» **Short exercise**
Pick out every line in the data below that holds "name".

» **Given information**
* Begin *
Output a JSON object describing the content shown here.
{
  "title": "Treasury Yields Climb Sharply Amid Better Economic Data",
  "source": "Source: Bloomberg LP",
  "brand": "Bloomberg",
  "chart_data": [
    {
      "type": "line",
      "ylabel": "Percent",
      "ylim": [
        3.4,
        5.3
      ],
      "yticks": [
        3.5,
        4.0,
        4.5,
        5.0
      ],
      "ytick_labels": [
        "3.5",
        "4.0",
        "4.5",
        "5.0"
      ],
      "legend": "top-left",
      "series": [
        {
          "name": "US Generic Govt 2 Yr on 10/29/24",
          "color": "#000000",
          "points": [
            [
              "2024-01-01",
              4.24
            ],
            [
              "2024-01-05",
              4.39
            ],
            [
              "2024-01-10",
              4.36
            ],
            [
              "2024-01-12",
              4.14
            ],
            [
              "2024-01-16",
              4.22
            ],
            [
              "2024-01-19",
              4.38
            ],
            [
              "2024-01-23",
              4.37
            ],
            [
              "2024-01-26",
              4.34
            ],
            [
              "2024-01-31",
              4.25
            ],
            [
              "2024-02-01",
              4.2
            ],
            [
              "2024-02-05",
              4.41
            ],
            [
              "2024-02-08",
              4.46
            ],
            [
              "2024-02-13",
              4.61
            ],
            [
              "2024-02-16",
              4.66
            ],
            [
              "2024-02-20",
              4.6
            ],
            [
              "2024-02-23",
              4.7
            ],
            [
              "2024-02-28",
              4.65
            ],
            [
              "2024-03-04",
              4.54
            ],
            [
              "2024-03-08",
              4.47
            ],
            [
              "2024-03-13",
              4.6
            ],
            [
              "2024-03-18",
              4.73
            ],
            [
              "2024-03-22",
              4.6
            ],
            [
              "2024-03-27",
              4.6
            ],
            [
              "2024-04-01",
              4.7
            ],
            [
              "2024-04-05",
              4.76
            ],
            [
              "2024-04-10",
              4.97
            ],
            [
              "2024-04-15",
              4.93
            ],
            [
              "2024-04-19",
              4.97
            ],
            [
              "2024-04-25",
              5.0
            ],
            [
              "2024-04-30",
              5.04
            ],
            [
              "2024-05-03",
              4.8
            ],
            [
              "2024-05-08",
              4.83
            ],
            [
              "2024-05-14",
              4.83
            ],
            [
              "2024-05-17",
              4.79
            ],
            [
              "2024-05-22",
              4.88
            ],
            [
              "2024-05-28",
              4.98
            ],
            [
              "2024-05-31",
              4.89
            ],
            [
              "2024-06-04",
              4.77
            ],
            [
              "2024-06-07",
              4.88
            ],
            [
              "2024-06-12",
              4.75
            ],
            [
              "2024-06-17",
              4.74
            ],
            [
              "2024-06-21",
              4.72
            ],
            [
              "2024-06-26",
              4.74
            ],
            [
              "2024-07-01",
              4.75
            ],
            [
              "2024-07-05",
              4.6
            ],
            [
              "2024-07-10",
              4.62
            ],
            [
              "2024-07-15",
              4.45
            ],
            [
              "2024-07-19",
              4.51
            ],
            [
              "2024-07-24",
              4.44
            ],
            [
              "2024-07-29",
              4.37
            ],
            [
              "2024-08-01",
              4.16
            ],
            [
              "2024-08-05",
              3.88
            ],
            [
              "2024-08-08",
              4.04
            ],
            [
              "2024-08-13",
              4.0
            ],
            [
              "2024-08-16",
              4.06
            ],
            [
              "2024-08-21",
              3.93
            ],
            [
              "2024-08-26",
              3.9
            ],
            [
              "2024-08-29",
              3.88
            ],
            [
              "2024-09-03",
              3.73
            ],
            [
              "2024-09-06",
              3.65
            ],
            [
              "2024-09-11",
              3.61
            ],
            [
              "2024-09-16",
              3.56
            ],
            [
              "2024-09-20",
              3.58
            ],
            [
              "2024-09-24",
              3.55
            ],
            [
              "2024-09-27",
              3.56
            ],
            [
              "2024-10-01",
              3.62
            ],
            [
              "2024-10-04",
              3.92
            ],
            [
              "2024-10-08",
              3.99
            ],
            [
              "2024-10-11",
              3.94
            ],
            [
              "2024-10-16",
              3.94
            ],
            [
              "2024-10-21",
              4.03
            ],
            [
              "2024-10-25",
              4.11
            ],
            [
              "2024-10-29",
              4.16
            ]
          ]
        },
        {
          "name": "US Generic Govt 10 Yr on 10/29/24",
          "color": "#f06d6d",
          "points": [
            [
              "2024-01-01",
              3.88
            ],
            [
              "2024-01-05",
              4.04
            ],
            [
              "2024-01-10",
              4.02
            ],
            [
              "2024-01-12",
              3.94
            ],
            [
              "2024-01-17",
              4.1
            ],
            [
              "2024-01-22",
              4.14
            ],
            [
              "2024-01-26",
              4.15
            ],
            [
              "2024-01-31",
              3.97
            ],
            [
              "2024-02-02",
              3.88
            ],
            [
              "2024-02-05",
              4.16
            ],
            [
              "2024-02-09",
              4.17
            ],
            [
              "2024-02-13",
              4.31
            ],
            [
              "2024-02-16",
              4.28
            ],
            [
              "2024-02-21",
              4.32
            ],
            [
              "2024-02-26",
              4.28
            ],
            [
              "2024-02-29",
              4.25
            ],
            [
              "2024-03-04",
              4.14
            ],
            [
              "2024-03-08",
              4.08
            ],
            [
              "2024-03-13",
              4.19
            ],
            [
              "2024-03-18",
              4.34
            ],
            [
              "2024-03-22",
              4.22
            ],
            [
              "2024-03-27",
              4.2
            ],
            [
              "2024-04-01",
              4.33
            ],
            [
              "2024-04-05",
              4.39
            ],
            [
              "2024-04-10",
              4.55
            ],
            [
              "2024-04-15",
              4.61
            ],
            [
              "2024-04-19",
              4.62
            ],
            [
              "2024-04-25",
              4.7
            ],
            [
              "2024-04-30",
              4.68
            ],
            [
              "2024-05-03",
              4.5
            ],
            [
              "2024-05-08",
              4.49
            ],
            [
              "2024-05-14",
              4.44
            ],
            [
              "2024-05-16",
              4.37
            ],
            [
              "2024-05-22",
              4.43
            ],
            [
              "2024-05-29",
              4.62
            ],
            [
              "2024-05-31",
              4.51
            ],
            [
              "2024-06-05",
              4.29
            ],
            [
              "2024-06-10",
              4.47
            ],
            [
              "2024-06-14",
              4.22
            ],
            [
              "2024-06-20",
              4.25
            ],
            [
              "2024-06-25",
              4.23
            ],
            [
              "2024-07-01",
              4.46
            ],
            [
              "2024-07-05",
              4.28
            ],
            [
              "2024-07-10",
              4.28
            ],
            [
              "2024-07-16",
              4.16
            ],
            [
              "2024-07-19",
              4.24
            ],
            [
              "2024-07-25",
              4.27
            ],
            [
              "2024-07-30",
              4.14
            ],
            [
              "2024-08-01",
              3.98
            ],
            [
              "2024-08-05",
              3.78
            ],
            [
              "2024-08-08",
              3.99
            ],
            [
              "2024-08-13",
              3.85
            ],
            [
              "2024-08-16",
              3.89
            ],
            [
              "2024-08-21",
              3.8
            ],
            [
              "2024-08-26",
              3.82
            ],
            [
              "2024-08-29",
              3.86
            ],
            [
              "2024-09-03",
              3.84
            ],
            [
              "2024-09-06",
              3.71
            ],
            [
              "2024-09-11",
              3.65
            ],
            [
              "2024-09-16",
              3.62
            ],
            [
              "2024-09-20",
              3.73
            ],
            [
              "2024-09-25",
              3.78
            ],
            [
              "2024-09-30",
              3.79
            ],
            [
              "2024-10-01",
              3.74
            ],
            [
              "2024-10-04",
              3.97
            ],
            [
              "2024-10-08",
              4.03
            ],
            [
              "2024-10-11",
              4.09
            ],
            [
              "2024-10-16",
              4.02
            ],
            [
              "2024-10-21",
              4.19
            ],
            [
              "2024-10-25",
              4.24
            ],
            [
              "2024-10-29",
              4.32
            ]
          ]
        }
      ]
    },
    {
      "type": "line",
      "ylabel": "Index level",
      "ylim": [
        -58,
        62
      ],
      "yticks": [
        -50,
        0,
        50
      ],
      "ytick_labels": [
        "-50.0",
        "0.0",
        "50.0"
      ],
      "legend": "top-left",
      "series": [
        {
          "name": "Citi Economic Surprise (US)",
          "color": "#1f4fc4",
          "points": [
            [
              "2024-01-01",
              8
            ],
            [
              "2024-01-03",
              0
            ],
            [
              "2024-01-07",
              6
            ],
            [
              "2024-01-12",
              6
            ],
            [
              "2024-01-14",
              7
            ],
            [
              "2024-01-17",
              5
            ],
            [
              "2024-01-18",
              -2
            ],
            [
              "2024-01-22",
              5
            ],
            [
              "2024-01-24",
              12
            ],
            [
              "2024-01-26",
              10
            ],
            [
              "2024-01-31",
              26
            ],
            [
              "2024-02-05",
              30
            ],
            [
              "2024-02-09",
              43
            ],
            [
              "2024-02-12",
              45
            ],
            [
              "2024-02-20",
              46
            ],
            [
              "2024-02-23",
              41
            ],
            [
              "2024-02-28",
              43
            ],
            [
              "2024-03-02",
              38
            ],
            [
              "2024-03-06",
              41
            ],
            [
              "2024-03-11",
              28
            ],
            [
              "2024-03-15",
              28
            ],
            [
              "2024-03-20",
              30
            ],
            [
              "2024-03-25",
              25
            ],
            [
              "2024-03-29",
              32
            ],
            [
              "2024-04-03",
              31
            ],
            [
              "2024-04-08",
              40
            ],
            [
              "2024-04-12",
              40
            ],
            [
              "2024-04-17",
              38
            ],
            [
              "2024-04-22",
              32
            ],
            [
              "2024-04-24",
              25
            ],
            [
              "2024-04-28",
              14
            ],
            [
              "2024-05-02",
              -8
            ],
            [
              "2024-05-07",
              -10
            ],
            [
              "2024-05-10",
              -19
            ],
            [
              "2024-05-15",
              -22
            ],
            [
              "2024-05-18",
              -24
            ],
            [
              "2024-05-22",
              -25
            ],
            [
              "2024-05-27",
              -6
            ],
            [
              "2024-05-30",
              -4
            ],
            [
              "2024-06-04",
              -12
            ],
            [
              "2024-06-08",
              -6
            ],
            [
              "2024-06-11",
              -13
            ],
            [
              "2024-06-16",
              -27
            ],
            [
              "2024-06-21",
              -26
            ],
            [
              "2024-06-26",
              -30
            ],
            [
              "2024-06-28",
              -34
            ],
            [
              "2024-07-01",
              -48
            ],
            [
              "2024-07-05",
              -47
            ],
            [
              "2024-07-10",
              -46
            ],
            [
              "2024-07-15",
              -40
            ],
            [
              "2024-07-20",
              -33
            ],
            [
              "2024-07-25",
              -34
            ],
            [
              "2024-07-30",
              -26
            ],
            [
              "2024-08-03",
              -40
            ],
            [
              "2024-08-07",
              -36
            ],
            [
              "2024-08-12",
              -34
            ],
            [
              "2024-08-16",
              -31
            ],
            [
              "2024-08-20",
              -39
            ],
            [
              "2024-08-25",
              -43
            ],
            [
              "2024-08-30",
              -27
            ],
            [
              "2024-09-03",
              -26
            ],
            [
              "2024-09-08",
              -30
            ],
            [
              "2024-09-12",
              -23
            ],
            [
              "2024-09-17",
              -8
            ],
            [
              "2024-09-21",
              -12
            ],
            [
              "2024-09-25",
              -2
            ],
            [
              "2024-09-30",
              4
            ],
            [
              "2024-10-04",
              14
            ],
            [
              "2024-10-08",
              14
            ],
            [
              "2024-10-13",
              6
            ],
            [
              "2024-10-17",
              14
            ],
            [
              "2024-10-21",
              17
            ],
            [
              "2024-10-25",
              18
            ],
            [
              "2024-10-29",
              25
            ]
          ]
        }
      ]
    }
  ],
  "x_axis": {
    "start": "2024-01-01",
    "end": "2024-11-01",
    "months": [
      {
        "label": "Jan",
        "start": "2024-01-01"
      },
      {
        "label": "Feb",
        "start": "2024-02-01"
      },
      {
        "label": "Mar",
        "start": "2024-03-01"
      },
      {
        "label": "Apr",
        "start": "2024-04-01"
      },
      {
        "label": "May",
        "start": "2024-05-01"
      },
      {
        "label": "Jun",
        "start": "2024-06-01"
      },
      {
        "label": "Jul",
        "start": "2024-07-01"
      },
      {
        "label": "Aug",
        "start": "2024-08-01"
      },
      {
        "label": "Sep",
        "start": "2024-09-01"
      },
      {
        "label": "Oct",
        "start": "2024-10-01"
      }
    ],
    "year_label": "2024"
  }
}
* End *
» **Expected answer**
          "name": "US Generic Govt 2 Yr on 10/29/24",
          "name": "US Generic Govt 10 Yr on 10/29/24",
          "name": "Citi Economic Surprise (US)",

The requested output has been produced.